**Work to do**
Wherever the word "sony" appears in a line, extract that line.

**Data excerpts**
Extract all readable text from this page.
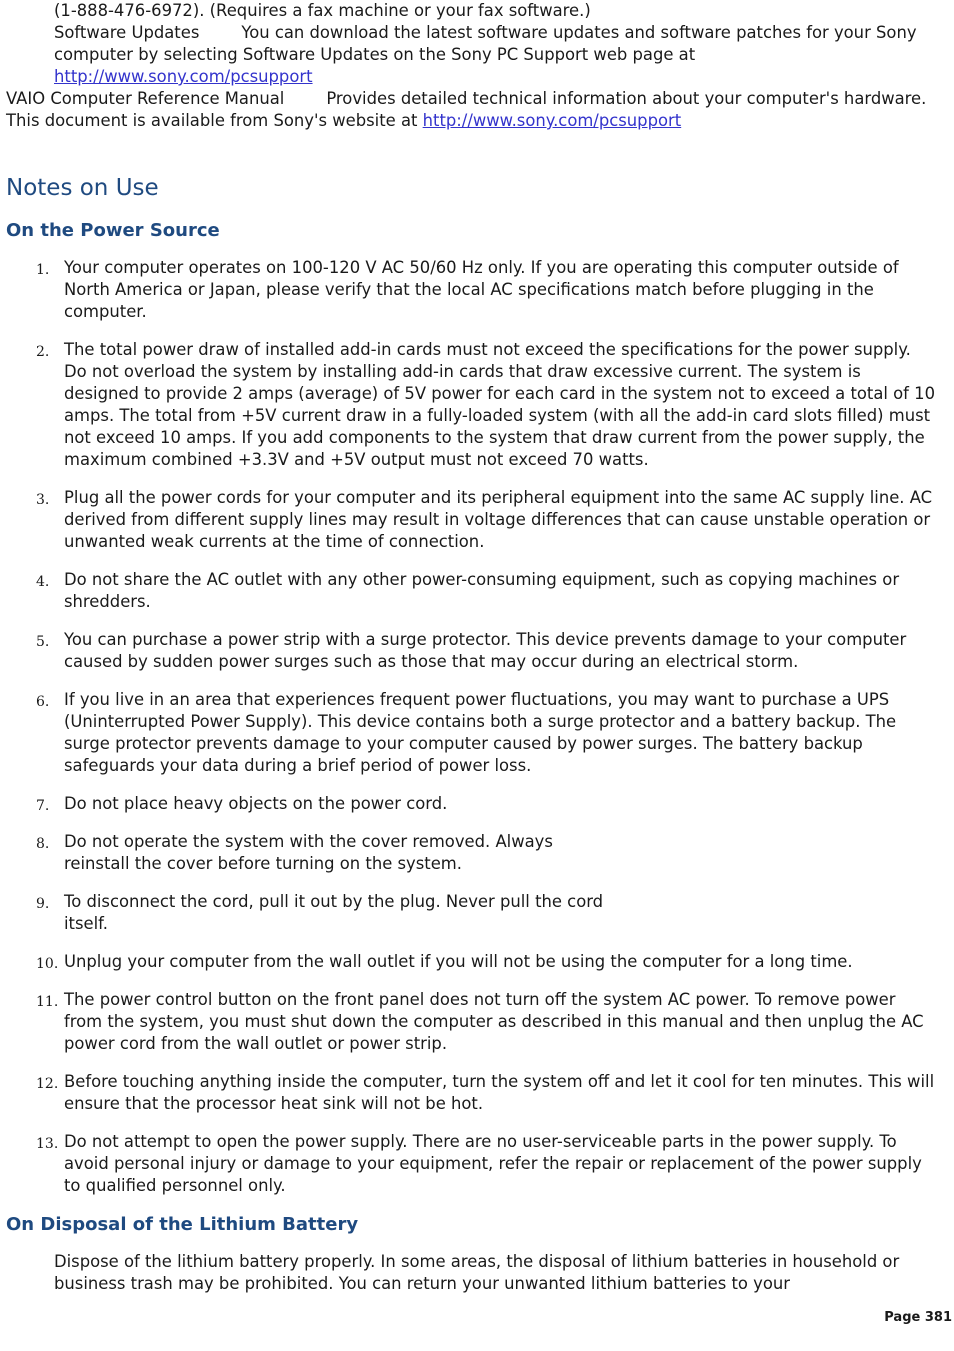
(1-888-476-6972). (Requires a fax machine or your fax software.)
Software Updates	You can download the latest software updates and software patches for your Sony computer by selecting Software Updates on the Sony PC Support web page at http://www.sony.com/pcsupport
VAIO Computer Reference Manual	Provides detailed technical information about your computer's hardware. This document is available from Sony's website at http://www.sony.com/pcsupport
Notes on Use
On the Power Source
1. Your computer operates on 100-120 V AC 50/60 Hz only. If you are operating this computer outside of North America or Japan, please verify that the local AC specifications match before plugging in the computer.
2. The total power draw of installed add-in cards must not exceed the specifications for the power supply. Do not overload the system by installing add-in cards that draw excessive current. The system is designed to provide 2 amps (average) of 5V power for each card in the system not to exceed a total of 10 amps. The total from +5V current draw in a fully-loaded system (with all the add-in card slots filled) must not exceed 10 amps. If you add components to the system that draw current from the power supply, the maximum combined +3.3V and +5V output must not exceed 70 watts.
3. Plug all the power cords for your computer and its peripheral equipment into the same AC supply line. AC derived from different supply lines may result in voltage differences that can cause unstable operation or unwanted weak currents at the time of connection.
4. Do not share the AC outlet with any other power-consuming equipment, such as copying machines or shredders.
5. You can purchase a power strip with a surge protector. This device prevents damage to your computer caused by sudden power surges such as those that may occur during an electrical storm.
6. If you live in an area that experiences frequent power fluctuations, you may want to purchase a UPS (Uninterrupted Power Supply). This device contains both a surge protector and a battery backup. The surge protector prevents damage to your computer caused by power surges. The battery backup safeguards your data during a brief period of power loss.
7. Do not place heavy objects on the power cord.
8. Do not operate the system with the cover removed. Always reinstall the cover before turning on the system.
9. To disconnect the cord, pull it out by the plug. Never pull the cord itself.
10. Unplug your computer from the wall outlet if you will not be using the computer for a long time.
11. The power control button on the front panel does not turn off the system AC power. To remove power from the system, you must shut down the computer as described in this manual and then unplug the AC power cord from the wall outlet or power strip.
12. Before touching anything inside the computer, turn the system off and let it cool for ten minutes. This will ensure that the processor heat sink will not be hot.
13. Do not attempt to open the power supply. There are no user-serviceable parts in the power supply. To avoid personal injury or damage to your equipment, refer the repair or replacement of the power supply to qualified personnel only.
On Disposal of the Lithium Battery
Dispose of the lithium battery properly. In some areas, the disposal of lithium batteries in household or business trash may be prohibited. You can return your unwanted lithium batteries to your
Page 381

**Response to this exercise**
Software Updates	You can download the latest software updates and software patches for your Sony computer by selecting Software Updates on the Sony PC Support web page at http://www.sony.com/pcsupport
VAIO Computer Reference Manual	Provides detailed technical information about your computer's hardware. This document is available from Sony's website at http://www.sony.com/pcsupport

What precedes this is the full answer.